[Extracted data entries]

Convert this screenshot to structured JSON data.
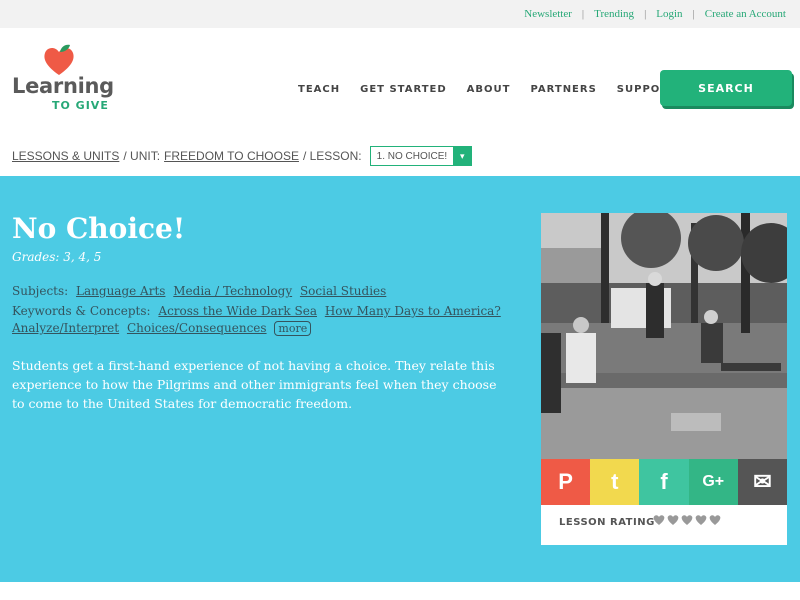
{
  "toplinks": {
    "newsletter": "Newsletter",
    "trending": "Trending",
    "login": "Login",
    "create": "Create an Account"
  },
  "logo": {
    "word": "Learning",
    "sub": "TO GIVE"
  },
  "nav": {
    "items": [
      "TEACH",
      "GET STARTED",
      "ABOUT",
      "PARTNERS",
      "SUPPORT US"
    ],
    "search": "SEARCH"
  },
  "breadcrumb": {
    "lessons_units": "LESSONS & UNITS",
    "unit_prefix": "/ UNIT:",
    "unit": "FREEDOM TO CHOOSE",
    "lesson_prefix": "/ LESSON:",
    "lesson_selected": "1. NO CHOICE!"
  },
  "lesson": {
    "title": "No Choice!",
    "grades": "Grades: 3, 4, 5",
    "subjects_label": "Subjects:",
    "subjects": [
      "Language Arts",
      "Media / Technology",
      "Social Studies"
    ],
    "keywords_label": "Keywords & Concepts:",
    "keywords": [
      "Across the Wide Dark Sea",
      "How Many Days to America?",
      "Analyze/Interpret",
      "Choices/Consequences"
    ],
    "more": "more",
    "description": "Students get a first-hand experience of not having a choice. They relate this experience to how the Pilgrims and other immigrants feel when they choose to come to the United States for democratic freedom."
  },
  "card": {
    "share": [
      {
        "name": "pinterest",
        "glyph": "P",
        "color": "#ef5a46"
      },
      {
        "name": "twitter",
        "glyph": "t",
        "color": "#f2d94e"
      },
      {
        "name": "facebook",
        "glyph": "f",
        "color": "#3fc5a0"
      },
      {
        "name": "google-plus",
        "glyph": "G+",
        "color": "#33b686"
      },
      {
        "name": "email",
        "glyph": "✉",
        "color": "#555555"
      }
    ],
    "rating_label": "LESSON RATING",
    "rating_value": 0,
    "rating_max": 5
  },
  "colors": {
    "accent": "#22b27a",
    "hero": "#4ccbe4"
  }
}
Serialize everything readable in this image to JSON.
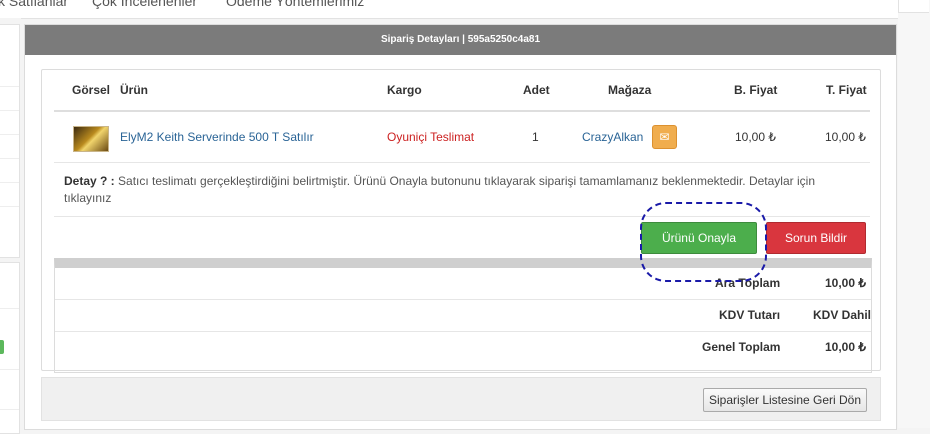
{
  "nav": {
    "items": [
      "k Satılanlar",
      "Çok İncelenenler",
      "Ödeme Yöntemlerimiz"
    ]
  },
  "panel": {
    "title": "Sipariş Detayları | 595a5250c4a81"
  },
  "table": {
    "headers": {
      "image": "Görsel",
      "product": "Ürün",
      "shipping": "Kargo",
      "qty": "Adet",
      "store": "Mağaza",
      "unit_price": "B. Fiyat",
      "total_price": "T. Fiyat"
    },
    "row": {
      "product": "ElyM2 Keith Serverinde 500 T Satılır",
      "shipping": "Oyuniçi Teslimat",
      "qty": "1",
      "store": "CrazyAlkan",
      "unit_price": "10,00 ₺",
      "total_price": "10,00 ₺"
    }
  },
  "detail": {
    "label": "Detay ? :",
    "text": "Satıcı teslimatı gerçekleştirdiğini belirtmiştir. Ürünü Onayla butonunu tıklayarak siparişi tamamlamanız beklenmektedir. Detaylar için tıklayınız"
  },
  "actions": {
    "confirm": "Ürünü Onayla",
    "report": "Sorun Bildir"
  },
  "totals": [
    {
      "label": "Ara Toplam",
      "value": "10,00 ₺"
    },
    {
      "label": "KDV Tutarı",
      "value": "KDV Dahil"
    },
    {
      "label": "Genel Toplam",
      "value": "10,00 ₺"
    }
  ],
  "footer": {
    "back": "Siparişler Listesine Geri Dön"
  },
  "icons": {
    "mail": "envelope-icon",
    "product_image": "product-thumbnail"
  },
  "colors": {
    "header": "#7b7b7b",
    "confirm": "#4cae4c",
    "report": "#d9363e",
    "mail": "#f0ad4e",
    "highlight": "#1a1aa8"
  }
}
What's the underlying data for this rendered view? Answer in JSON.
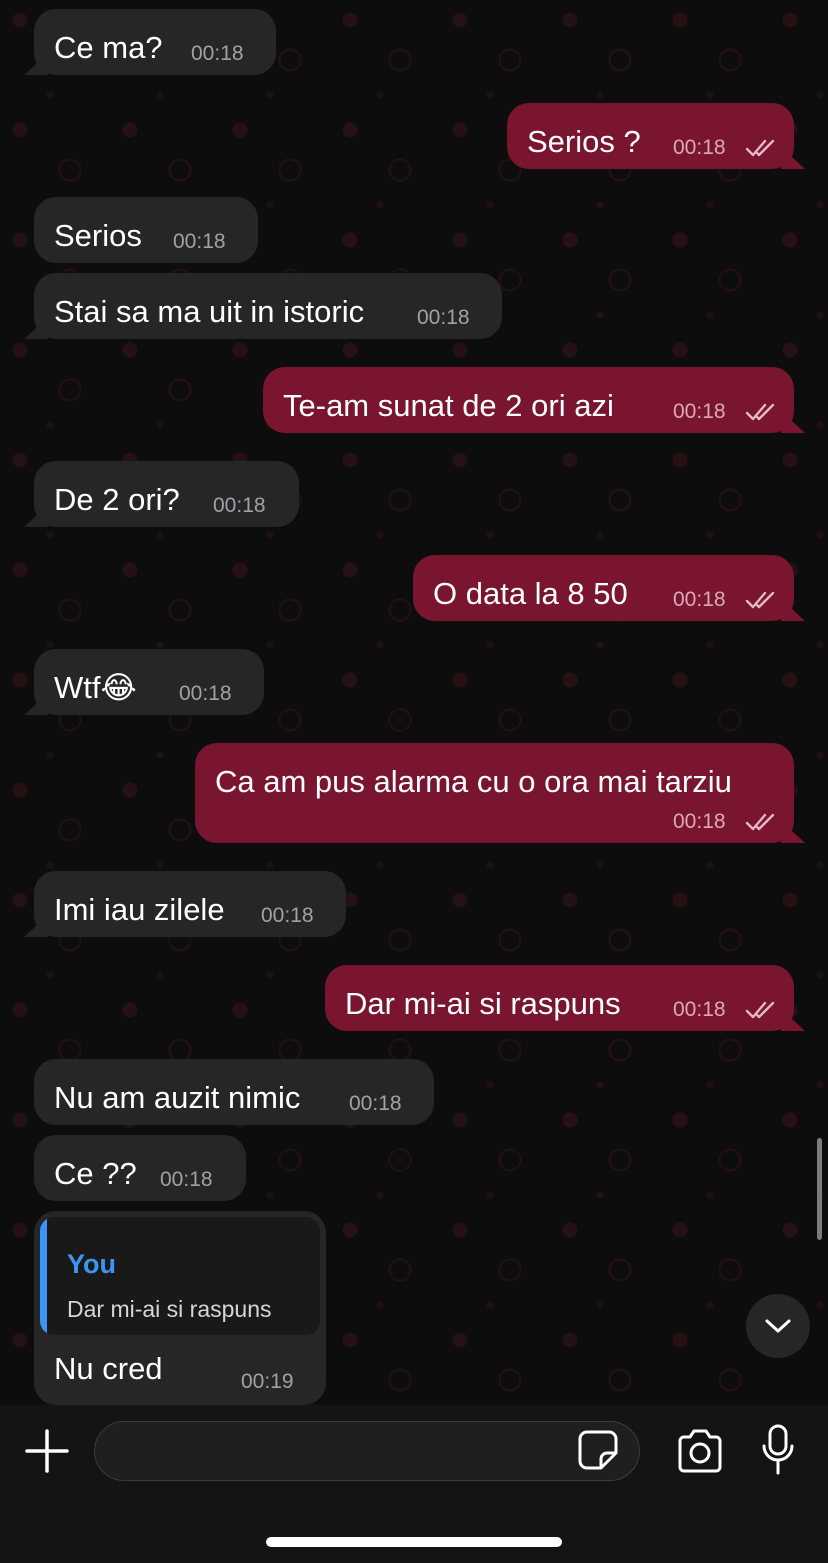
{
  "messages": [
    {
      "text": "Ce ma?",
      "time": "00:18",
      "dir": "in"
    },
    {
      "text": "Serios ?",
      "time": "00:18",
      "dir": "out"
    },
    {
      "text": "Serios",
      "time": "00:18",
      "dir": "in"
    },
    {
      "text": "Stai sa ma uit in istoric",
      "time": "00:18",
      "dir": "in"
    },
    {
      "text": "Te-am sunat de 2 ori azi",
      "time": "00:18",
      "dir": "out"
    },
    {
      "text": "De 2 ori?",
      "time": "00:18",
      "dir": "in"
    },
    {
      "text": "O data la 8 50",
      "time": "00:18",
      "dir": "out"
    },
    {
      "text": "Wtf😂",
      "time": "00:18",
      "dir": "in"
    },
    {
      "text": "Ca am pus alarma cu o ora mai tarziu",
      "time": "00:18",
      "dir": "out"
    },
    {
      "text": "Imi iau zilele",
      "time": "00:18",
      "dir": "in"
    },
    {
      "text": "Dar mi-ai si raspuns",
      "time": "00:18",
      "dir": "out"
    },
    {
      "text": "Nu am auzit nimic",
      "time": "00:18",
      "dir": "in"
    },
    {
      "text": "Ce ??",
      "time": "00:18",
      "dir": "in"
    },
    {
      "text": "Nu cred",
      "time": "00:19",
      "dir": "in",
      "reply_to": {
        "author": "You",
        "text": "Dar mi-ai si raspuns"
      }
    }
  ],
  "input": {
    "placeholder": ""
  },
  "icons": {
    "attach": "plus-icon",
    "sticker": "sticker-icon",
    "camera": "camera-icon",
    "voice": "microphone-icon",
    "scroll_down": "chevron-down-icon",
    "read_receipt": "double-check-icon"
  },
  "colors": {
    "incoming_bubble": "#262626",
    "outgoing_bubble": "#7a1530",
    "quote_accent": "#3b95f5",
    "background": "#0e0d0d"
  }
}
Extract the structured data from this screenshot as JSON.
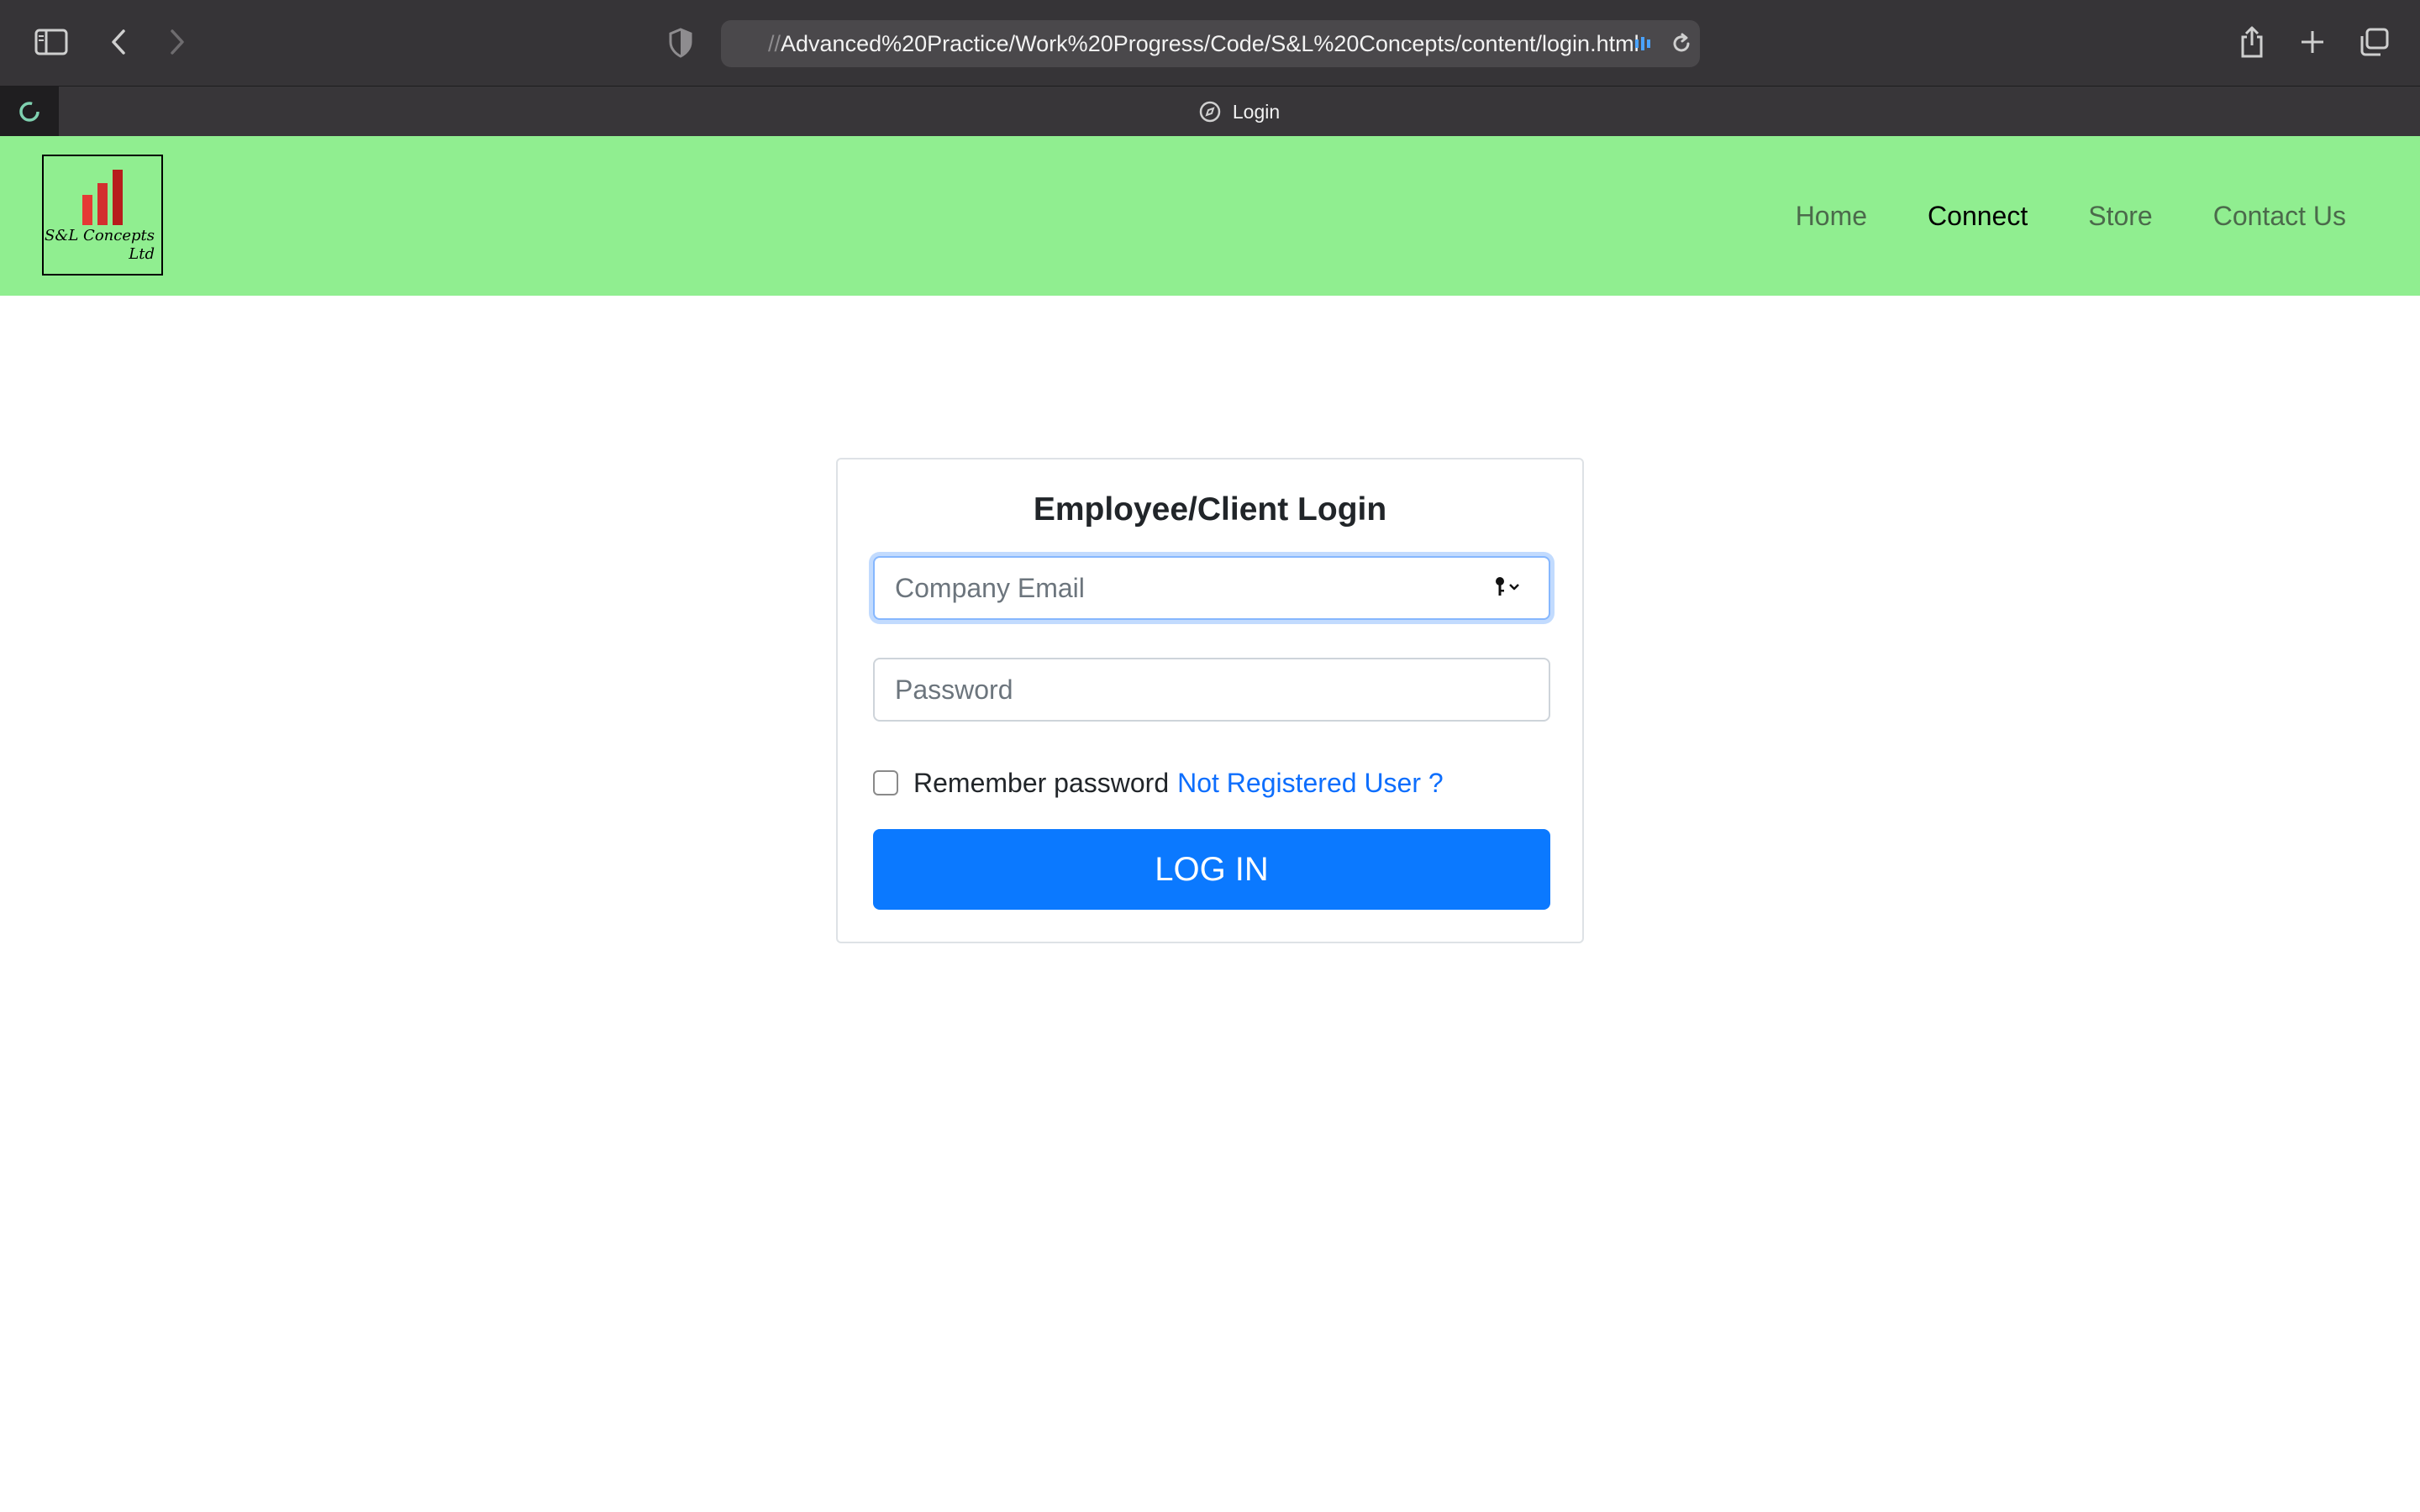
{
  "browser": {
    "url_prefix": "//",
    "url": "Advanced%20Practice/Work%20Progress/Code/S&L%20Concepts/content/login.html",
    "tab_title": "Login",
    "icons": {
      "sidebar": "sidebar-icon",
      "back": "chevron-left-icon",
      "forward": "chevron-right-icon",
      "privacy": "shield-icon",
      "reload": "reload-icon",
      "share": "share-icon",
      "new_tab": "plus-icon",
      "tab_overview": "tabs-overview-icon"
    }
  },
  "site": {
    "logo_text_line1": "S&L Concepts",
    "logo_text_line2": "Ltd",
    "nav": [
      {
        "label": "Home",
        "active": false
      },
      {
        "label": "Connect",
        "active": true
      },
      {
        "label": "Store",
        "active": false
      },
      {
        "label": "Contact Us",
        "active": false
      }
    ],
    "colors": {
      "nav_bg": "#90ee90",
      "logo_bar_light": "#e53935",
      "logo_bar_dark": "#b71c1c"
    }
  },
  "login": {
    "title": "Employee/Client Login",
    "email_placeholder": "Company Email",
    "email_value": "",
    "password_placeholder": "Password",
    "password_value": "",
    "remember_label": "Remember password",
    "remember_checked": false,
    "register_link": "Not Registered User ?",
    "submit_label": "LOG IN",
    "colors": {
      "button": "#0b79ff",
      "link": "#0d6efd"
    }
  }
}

**Goal**
Report each line in the data that holds the word "chevron".

**Solution for this task**
    "scroll_down": "chevron-down-icon",
      "back": "chevron-left-icon",
      "forward": "chevron-right-icon",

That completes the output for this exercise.